From the entries below, pull out each line where "want" appears.
>> begin Dataset rows
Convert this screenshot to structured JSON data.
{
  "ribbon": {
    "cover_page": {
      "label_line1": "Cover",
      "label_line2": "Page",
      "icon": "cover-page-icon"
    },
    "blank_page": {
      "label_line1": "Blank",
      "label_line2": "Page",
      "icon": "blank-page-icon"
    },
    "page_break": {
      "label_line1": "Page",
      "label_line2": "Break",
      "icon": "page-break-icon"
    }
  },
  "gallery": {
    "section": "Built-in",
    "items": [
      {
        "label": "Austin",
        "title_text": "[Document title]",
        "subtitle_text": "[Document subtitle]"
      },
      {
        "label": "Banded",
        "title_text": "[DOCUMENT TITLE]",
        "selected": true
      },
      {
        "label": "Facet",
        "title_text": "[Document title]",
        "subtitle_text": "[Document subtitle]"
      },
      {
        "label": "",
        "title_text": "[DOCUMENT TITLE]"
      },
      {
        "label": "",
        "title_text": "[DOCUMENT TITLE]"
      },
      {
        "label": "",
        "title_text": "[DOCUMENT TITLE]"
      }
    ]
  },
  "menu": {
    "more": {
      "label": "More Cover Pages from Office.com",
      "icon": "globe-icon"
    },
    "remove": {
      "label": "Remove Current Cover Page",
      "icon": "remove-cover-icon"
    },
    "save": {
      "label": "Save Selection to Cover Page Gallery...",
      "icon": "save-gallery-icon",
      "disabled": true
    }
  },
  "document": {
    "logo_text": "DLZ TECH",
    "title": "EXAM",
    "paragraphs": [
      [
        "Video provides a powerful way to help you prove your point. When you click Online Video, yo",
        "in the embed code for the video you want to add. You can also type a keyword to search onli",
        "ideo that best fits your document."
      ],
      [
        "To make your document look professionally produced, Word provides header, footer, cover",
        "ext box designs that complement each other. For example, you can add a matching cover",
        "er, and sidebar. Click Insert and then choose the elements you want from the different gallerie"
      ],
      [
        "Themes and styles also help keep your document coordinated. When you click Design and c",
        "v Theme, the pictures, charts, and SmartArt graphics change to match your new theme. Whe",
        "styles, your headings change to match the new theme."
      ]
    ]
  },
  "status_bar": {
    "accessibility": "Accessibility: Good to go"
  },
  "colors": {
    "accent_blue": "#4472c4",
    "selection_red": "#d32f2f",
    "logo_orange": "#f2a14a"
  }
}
>> end Dataset rows
■ Answer to the task ■
        "in the embed code for the video you want to add. You can also type a keyword to search onli",
        "er, and sidebar. Click Insert and then choose the elements you want from the different gallerie"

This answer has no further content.